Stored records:
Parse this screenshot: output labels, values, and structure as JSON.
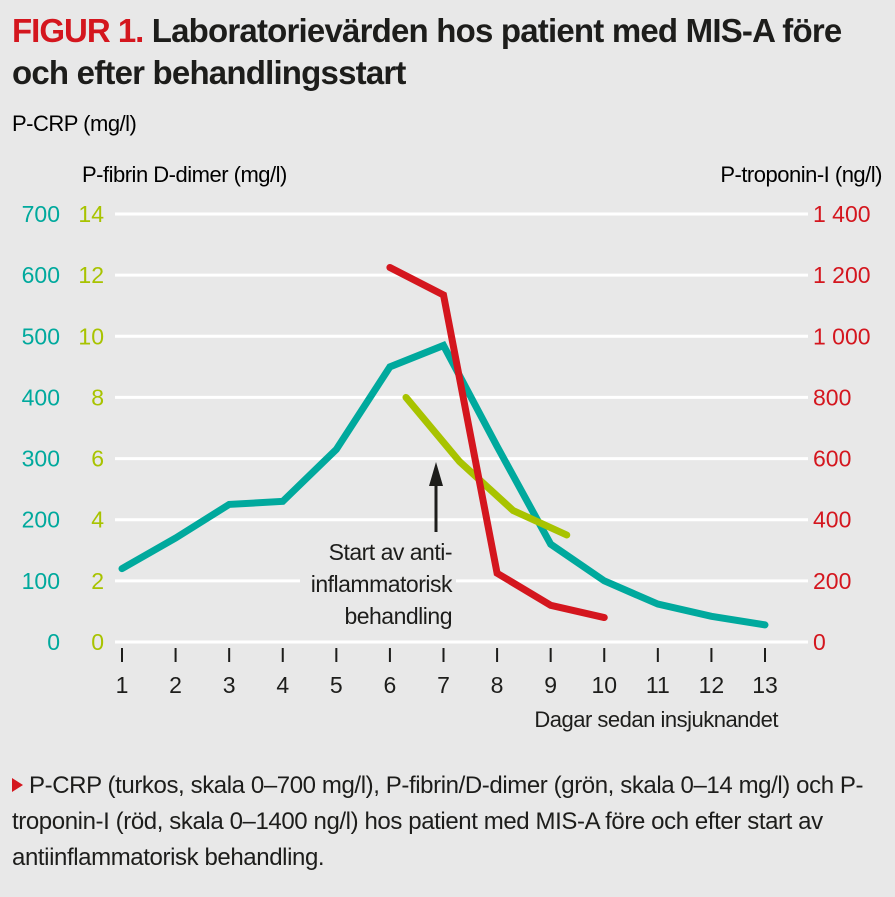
{
  "figure_label": "FIGUR 1.",
  "title": "Laboratorievärden hos patient med MIS-A före och efter behandlingsstart",
  "caption": "P-CRP (turkos, skala 0–700 mg/l), P-fibrin/D-dimer (grön, skala 0–14 mg/l) och P-troponin-I (röd, skala 0–1400 ng/l) hos patient med MIS-A före och efter start av antiinflammatorisk behandling.",
  "colors": {
    "crp": "#00a99d",
    "ddimer": "#a8c300",
    "troponin": "#d4161e",
    "background": "#e8e8e8",
    "grid": "#ffffff",
    "text": "#1d1d1b"
  },
  "chart_data": {
    "type": "line",
    "title": "Laboratorievärden hos patient med MIS-A före och efter behandlingsstart",
    "xlabel": "Dagar sedan insjuknandet",
    "x_ticks": [
      1,
      2,
      3,
      4,
      5,
      6,
      7,
      8,
      9,
      10,
      11,
      12,
      13
    ],
    "xlim": [
      1,
      13
    ],
    "grid": true,
    "axes": {
      "crp": {
        "label": "P-CRP (mg/l)",
        "side": "left-outer",
        "range": [
          0,
          700
        ],
        "ticks": [
          "0",
          "100",
          "200",
          "300",
          "400",
          "500",
          "600",
          "700"
        ]
      },
      "ddimer": {
        "label": "P-fibrin D-dimer (mg/l)",
        "side": "left-inner",
        "range": [
          0,
          14
        ],
        "ticks": [
          "0",
          "2",
          "4",
          "6",
          "8",
          "10",
          "12",
          "14"
        ]
      },
      "troponin": {
        "label": "P-troponin-I (ng/l)",
        "side": "right",
        "range": [
          0,
          1400
        ],
        "ticks": [
          "0",
          "200",
          "400",
          "600",
          "800",
          "1 000",
          "1 200",
          "1 400"
        ]
      }
    },
    "series": [
      {
        "name": "P-CRP",
        "axis": "crp",
        "color": "#00a99d",
        "x": [
          1,
          2,
          3,
          4,
          5,
          6,
          7,
          8,
          9,
          10,
          11,
          12,
          13
        ],
        "y": [
          120,
          170,
          225,
          230,
          315,
          450,
          485,
          320,
          160,
          100,
          62,
          42,
          28
        ]
      },
      {
        "name": "P-fibrin D-dimer",
        "axis": "ddimer",
        "color": "#a8c300",
        "x": [
          6.3,
          7.3,
          8.3,
          9.3
        ],
        "y": [
          8.0,
          5.9,
          4.3,
          3.5
        ]
      },
      {
        "name": "P-troponin-I",
        "axis": "troponin",
        "color": "#d4161e",
        "x": [
          6,
          7,
          8,
          9,
          10
        ],
        "y": [
          1225,
          1135,
          225,
          120,
          80
        ]
      }
    ],
    "annotations": [
      {
        "text": [
          "Start av anti-",
          "inflammatorisk",
          "behandling"
        ],
        "x": 7,
        "arrow": "up"
      }
    ]
  }
}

■ EXERCISE BRIEF ■
Find the number of lines in which the word "Laboratorievärden" occurs, and write nothing but that number.

■ WRITTEN SOLUTION ■
2